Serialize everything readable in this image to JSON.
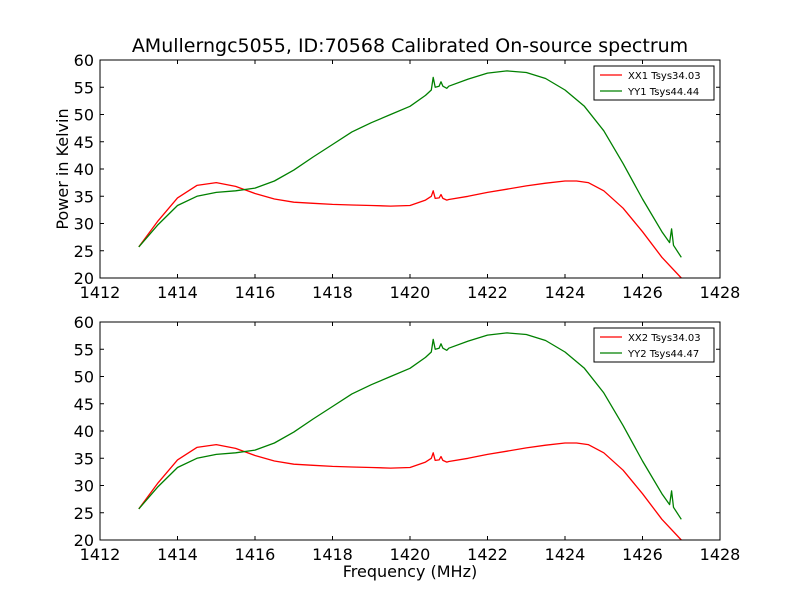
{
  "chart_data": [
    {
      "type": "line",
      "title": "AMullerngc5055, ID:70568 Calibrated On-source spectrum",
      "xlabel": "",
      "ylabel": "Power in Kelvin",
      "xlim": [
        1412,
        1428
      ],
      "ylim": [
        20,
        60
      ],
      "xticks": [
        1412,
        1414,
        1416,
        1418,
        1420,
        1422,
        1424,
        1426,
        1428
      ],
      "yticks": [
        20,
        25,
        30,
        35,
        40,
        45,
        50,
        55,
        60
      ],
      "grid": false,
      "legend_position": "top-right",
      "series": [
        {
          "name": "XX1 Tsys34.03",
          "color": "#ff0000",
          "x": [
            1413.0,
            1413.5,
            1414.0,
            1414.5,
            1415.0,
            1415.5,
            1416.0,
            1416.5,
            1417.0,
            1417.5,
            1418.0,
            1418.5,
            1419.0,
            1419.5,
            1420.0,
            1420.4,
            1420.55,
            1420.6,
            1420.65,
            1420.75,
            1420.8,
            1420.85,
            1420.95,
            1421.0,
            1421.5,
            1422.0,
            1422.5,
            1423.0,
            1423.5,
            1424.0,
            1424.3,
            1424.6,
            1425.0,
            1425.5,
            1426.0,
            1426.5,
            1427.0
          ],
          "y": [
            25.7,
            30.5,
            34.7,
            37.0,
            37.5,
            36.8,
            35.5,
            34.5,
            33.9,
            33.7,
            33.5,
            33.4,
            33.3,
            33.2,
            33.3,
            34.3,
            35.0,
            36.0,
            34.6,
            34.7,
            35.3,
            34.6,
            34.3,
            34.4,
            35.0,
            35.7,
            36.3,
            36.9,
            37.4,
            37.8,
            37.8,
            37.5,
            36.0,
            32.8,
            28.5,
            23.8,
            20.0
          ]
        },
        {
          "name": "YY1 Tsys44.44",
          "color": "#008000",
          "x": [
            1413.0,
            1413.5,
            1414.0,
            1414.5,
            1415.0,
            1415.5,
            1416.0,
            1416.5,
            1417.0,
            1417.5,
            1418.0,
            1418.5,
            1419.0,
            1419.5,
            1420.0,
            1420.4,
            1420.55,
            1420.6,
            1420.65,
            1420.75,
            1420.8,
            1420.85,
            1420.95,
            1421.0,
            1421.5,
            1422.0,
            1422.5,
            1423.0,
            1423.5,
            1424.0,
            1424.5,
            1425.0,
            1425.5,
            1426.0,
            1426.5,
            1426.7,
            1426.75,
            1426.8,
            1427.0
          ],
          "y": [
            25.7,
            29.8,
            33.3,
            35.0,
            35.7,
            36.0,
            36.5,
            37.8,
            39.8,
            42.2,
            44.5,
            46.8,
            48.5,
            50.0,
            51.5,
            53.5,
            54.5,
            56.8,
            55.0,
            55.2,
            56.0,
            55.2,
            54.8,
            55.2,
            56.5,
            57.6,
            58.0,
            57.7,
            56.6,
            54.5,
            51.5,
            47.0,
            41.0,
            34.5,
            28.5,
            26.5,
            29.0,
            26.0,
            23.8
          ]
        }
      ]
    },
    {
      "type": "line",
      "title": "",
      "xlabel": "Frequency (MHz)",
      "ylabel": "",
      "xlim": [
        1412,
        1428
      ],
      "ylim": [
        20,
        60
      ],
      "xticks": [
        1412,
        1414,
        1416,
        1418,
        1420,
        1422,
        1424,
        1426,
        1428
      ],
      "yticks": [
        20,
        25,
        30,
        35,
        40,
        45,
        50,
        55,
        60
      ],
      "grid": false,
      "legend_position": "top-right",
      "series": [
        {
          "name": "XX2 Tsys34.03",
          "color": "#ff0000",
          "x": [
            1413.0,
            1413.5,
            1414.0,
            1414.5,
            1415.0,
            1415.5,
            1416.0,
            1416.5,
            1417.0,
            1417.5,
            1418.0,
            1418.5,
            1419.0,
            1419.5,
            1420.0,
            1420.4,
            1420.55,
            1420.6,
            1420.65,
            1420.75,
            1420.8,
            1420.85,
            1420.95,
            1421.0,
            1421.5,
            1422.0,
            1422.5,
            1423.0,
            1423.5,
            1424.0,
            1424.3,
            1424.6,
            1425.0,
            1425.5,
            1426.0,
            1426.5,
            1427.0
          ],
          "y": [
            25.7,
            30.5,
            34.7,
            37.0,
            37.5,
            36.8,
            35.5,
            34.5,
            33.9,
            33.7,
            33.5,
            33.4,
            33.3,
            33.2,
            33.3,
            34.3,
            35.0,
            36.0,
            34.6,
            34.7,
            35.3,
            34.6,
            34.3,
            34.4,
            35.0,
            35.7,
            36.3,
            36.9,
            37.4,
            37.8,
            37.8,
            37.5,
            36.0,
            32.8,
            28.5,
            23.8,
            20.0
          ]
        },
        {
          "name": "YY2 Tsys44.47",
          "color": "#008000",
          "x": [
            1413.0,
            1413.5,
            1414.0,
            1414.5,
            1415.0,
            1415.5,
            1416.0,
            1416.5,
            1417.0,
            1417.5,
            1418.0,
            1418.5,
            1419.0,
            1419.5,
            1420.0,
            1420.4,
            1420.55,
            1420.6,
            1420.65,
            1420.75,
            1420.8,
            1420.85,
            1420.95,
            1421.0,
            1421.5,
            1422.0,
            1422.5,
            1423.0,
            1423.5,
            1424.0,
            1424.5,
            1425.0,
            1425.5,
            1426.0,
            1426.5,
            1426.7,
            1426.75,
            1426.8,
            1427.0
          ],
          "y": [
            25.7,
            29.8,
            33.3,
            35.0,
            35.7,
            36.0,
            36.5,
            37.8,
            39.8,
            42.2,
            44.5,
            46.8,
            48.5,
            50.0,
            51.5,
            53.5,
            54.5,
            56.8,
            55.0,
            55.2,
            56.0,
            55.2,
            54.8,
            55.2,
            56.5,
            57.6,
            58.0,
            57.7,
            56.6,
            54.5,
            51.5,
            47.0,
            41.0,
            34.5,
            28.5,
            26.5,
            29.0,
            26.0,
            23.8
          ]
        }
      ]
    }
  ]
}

--

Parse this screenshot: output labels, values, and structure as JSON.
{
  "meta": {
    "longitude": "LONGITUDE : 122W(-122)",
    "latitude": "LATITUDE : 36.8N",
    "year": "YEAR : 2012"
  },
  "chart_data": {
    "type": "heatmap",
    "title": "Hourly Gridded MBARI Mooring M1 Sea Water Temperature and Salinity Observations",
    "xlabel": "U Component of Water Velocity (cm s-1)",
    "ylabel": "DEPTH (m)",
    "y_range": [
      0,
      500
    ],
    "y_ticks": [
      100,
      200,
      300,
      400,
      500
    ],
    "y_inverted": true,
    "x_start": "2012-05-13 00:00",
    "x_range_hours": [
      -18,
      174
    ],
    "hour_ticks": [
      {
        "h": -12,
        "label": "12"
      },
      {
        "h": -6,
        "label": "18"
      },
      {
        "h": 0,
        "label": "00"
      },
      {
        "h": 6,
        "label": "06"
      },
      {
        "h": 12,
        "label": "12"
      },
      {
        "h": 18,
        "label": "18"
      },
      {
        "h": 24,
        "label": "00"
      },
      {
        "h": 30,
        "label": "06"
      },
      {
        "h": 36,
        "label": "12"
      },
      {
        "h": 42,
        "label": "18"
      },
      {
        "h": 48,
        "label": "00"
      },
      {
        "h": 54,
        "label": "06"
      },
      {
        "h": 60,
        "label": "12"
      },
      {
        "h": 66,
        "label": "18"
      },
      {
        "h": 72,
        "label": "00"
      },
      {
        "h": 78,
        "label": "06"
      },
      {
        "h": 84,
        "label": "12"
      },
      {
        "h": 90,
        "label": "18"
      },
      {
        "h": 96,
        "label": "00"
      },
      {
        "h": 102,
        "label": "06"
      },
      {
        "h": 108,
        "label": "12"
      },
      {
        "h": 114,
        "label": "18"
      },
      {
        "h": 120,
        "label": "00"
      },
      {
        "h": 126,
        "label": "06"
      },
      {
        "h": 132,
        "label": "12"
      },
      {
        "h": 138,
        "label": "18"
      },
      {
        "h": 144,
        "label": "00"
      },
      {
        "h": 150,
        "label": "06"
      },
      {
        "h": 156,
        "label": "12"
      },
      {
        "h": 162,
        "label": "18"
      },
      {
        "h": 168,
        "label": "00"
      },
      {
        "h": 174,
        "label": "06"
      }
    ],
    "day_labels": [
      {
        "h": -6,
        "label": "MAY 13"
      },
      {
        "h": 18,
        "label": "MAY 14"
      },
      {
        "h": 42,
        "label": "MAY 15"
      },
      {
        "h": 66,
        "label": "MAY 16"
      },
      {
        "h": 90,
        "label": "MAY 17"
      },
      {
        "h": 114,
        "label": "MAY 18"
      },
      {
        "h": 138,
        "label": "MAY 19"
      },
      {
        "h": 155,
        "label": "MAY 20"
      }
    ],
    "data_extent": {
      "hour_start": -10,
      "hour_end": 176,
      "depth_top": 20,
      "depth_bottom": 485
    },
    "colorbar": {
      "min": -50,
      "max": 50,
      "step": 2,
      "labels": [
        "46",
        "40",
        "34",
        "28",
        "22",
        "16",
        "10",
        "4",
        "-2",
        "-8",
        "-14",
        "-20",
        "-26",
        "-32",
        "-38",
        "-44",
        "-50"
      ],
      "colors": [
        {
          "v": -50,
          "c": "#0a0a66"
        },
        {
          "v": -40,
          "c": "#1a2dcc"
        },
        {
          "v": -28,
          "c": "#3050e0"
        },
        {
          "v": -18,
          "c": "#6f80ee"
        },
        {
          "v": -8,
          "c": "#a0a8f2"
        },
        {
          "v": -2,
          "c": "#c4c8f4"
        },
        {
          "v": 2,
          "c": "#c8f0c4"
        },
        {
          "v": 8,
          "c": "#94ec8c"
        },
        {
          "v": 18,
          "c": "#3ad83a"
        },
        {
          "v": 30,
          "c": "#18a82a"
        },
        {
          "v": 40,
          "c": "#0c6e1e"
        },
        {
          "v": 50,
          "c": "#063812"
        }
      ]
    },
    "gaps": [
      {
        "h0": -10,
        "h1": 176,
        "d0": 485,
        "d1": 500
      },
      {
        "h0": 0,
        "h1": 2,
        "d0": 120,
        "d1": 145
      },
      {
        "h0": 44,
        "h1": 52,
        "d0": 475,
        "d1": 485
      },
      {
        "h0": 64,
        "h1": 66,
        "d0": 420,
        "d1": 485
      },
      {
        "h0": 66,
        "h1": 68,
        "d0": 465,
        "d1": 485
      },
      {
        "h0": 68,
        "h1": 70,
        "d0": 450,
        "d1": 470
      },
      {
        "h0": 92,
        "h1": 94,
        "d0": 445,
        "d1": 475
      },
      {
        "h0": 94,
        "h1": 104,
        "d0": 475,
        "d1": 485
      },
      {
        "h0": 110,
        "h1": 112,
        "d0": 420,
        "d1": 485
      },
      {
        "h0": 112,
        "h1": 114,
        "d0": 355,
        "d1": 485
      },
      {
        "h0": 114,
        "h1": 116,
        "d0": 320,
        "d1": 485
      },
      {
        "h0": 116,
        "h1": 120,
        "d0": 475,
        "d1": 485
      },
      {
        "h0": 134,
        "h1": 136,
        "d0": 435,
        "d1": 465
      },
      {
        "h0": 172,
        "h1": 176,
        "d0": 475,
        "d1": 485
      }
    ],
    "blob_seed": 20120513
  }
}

* * *

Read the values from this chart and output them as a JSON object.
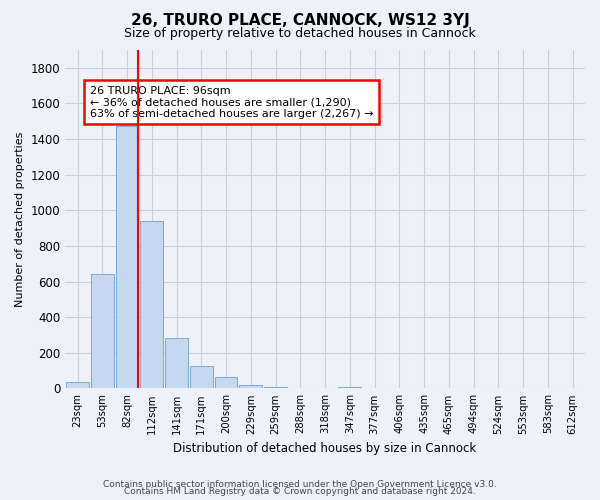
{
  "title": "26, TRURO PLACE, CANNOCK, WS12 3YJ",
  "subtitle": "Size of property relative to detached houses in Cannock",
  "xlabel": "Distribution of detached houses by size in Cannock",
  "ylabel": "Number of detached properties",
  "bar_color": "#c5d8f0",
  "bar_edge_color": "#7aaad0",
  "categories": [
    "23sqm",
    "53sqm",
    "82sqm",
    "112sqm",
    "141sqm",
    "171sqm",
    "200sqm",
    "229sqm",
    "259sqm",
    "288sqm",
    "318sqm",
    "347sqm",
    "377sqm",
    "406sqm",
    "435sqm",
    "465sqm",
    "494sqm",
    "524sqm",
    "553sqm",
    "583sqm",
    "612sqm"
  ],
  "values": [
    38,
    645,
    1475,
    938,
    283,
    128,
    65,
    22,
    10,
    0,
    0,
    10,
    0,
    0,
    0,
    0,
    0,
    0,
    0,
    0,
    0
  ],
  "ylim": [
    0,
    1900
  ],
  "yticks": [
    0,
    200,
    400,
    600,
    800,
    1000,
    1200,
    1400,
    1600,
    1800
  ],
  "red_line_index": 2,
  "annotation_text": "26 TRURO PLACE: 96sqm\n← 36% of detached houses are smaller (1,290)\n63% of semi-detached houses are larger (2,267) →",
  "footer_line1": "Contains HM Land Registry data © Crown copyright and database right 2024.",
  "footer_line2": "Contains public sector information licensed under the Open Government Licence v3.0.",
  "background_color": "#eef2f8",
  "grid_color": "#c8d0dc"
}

AIM
Each line above that includes "output" should be shown.

RESULT
Parse this screenshot: output labels, values, and structure as JSON.
Read the values from this chart and output them as a JSON object.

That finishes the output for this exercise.